§ **EXERCISE DESCRIPTION**
Tally the lines of the data that include the word "from" and state the total, nothing else.

§ **MATERIAL TO PROCESS**

* * * * * * *

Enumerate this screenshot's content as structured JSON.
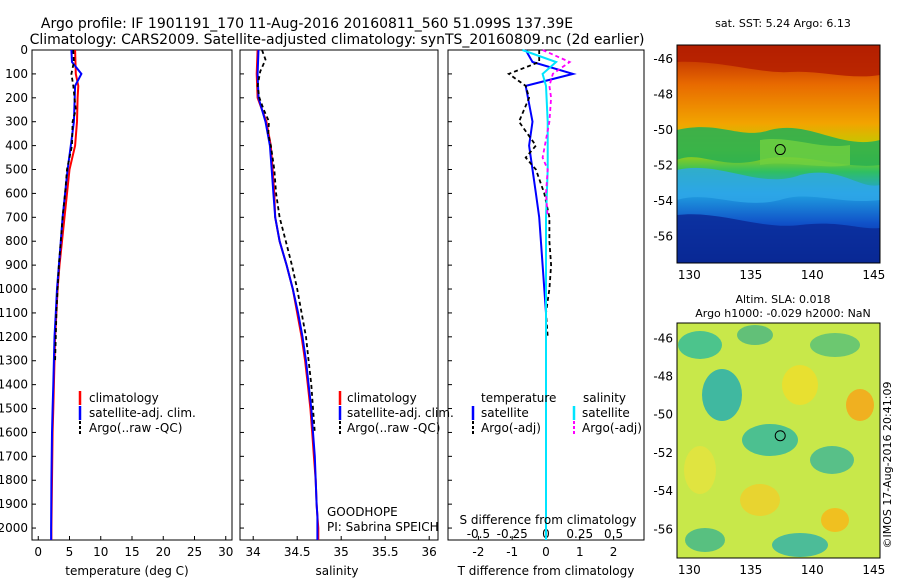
{
  "header": {
    "line1": "Argo profile: IF 1901191_170 11-Aug-2016 20160811_560 51.099S 137.39E",
    "line2": "Climatology: CARS2009. Satellite-adjusted climatology: synTS_20160809.nc (2d earlier)"
  },
  "colors": {
    "climatology": "#ff0000",
    "satellite": "#0000ff",
    "argo": "#000000",
    "salinity_satellite": "#00e5ff",
    "salinity_argo": "#ff00ff"
  },
  "legends": {
    "temp": {
      "items": [
        "climatology",
        "satellite-adj. clim.",
        "Argo(..raw -QC)"
      ]
    },
    "sal": {
      "items": [
        "climatology",
        "satellite-adj. clim.",
        "Argo(..raw -QC)"
      ]
    },
    "diff": {
      "temp_title": "temperature",
      "sal_title": "salinity",
      "temp_items": [
        "satellite",
        "Argo(-adj)"
      ],
      "sal_items": [
        "satellite",
        "Argo(-adj)"
      ]
    }
  },
  "annotations": {
    "goodhope": "GOODHOPE",
    "pi": "PI: Sabrina SPEICH",
    "imos": "©IMOS 17-Aug-2016 20:41:09",
    "s_diff_label": "S difference from climatology"
  },
  "maps": {
    "sst_title": "sat. SST: 5.24 Argo: 6.13",
    "sla_title1": "Altim. SLA: 0.018",
    "sla_title2": "Argo h1000: -0.029 h2000: NaN",
    "xticks": [
      "130",
      "135",
      "140",
      "145"
    ],
    "yticks": [
      "-46",
      "-48",
      "-50",
      "-52",
      "-54",
      "-56"
    ],
    "marker": {
      "lon": 137.39,
      "lat": -51.099
    },
    "lon_range": [
      129,
      145.5
    ],
    "lat_range": [
      -45.2,
      -57.5
    ]
  },
  "chart_data": [
    {
      "type": "line",
      "xlabel": "temperature (deg C)",
      "ylabel": "",
      "xlim": [
        -1,
        31
      ],
      "ylim": [
        2050,
        0
      ],
      "xticks": [
        0,
        5,
        10,
        15,
        20,
        25,
        30
      ],
      "yticks": [
        0,
        100,
        200,
        300,
        400,
        500,
        600,
        700,
        800,
        900,
        1000,
        1100,
        1200,
        1300,
        1400,
        1500,
        1600,
        1700,
        1800,
        1900,
        2000
      ],
      "series": [
        {
          "name": "climatology",
          "x": [
            5.9,
            6.0,
            6.4,
            6.3,
            6.2,
            5.9,
            5.0,
            4.6,
            4.2,
            3.8,
            3.4,
            3.1,
            2.9,
            2.7,
            2.6,
            2.5,
            2.4,
            2.3,
            2.2,
            2.1,
            2.1
          ],
          "y": [
            0,
            100,
            150,
            200,
            300,
            400,
            500,
            600,
            700,
            800,
            900,
            1000,
            1100,
            1200,
            1300,
            1400,
            1500,
            1600,
            1800,
            2000,
            2050
          ]
        },
        {
          "name": "satellite-adj. clim.",
          "x": [
            5.3,
            5.4,
            6.9,
            5.9,
            5.7,
            5.2,
            4.7,
            4.3,
            3.9,
            3.6,
            3.3,
            3.0,
            2.8,
            2.6,
            2.5,
            2.4,
            2.3,
            2.2,
            2.1,
            2.05,
            2.05
          ],
          "y": [
            0,
            50,
            100,
            150,
            300,
            400,
            500,
            600,
            700,
            800,
            900,
            1000,
            1100,
            1200,
            1300,
            1400,
            1500,
            1600,
            1800,
            2000,
            2050
          ]
        },
        {
          "name": "Argo(..raw -QC)",
          "x": [
            5.6,
            5.7,
            5.3,
            5.6,
            5.8,
            6.0,
            5.5,
            5.4,
            5.0,
            4.6,
            4.3,
            3.9,
            3.6,
            3.3,
            3.1,
            2.9,
            2.8,
            2.7
          ],
          "y": [
            0,
            50,
            100,
            150,
            200,
            250,
            300,
            400,
            450,
            500,
            600,
            700,
            800,
            900,
            1000,
            1100,
            1200,
            1300
          ]
        }
      ]
    },
    {
      "type": "line",
      "xlabel": "salinity",
      "ylabel": "",
      "xlim": [
        33.85,
        36.1
      ],
      "ylim": [
        2050,
        0
      ],
      "xticks": [
        34,
        34.5,
        35,
        35.5,
        36
      ],
      "xticklabels": [
        "34",
        "34.5",
        "35",
        "35.5",
        "36"
      ],
      "series": [
        {
          "name": "climatology",
          "x": [
            34.05,
            34.04,
            34.05,
            34.15,
            34.2,
            34.22,
            34.24,
            34.25,
            34.3,
            34.38,
            34.45,
            34.5,
            34.55,
            34.59,
            34.62,
            34.65,
            34.67,
            34.69,
            34.71,
            34.72,
            34.73,
            34.74,
            34.74
          ],
          "y": [
            0,
            100,
            200,
            300,
            400,
            500,
            600,
            700,
            800,
            900,
            1000,
            1100,
            1200,
            1300,
            1400,
            1500,
            1600,
            1700,
            1800,
            1900,
            1950,
            2000,
            2050
          ]
        },
        {
          "name": "satellite-adj. clim.",
          "x": [
            34.06,
            34.05,
            34.06,
            34.14,
            34.19,
            34.21,
            34.23,
            34.25,
            34.3,
            34.38,
            34.45,
            34.51,
            34.56,
            34.6,
            34.63,
            34.66,
            34.68,
            34.7,
            34.71,
            34.72,
            34.73,
            34.73,
            34.73
          ],
          "y": [
            0,
            100,
            200,
            300,
            400,
            500,
            600,
            700,
            800,
            900,
            1000,
            1100,
            1200,
            1300,
            1400,
            1500,
            1600,
            1700,
            1800,
            1900,
            1950,
            2000,
            2050
          ]
        },
        {
          "name": "Argo(..raw -QC)",
          "x": [
            34.1,
            34.14,
            34.08,
            34.05,
            34.07,
            34.12,
            34.18,
            34.17,
            34.2,
            34.22,
            34.24,
            34.26,
            34.3,
            34.37,
            34.44,
            34.5,
            34.55,
            34.6,
            34.63,
            34.66,
            34.68,
            34.7
          ],
          "y": [
            0,
            40,
            90,
            150,
            200,
            250,
            300,
            350,
            400,
            450,
            500,
            600,
            700,
            800,
            900,
            1000,
            1100,
            1200,
            1300,
            1400,
            1500,
            1600
          ]
        }
      ]
    },
    {
      "type": "line",
      "xlabel": "T difference from climatology",
      "ylabel": "",
      "xlim": [
        -2.9,
        2.9
      ],
      "ylim": [
        2050,
        0
      ],
      "xticks": [
        -2,
        -1,
        0,
        1,
        2
      ],
      "xticklabels": [
        "-2",
        "-1",
        "0",
        "1",
        "2"
      ],
      "secondary_xlabel": "S difference from climatology",
      "secondary_xticks": [
        -0.5,
        -0.25,
        0,
        0.25,
        0.5
      ],
      "secondary_xticklabels": [
        "-0.5",
        "-0.25",
        "0",
        "0.25",
        "0.5"
      ],
      "series": [
        {
          "name": "temperature satellite",
          "x": [
            -0.6,
            -0.4,
            0.8,
            -0.6,
            -0.4,
            -0.5,
            -0.4,
            -0.3,
            -0.2,
            -0.15,
            -0.1,
            -0.05,
            0,
            0,
            0,
            0,
            0
          ],
          "y": [
            0,
            50,
            100,
            150,
            300,
            400,
            500,
            600,
            700,
            800,
            900,
            1000,
            1100,
            1200,
            1400,
            1800,
            2050
          ]
        },
        {
          "name": "temperature Argo(-adj)",
          "x": [
            -0.2,
            -0.2,
            -1.1,
            -0.6,
            -0.5,
            -0.8,
            -0.3,
            -0.6,
            -0.3,
            -0.05,
            0.1,
            0.1,
            0.15,
            0.1,
            0.0,
            0.05
          ],
          "y": [
            0,
            50,
            100,
            150,
            200,
            300,
            400,
            450,
            500,
            600,
            700,
            800,
            900,
            1000,
            1100,
            1200
          ]
        },
        {
          "name": "salinity satellite",
          "x": [
            -0.7,
            0.3,
            -0.1,
            0.0,
            0.05,
            0.05,
            0.0,
            0.0,
            0.0,
            0.0
          ],
          "y": [
            0,
            50,
            100,
            150,
            300,
            500,
            700,
            1000,
            1500,
            2050
          ]
        },
        {
          "name": "salinity Argo(-adj)",
          "x": [
            -0.1,
            0.7,
            0.2,
            0.1,
            0.15,
            0.1,
            -0.1,
            0.05,
            0.0,
            0.05
          ],
          "y": [
            0,
            50,
            100,
            150,
            200,
            300,
            450,
            500,
            600,
            700
          ]
        }
      ]
    }
  ]
}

* * * * * * *

§ **EXERCISE SOLUTION**
3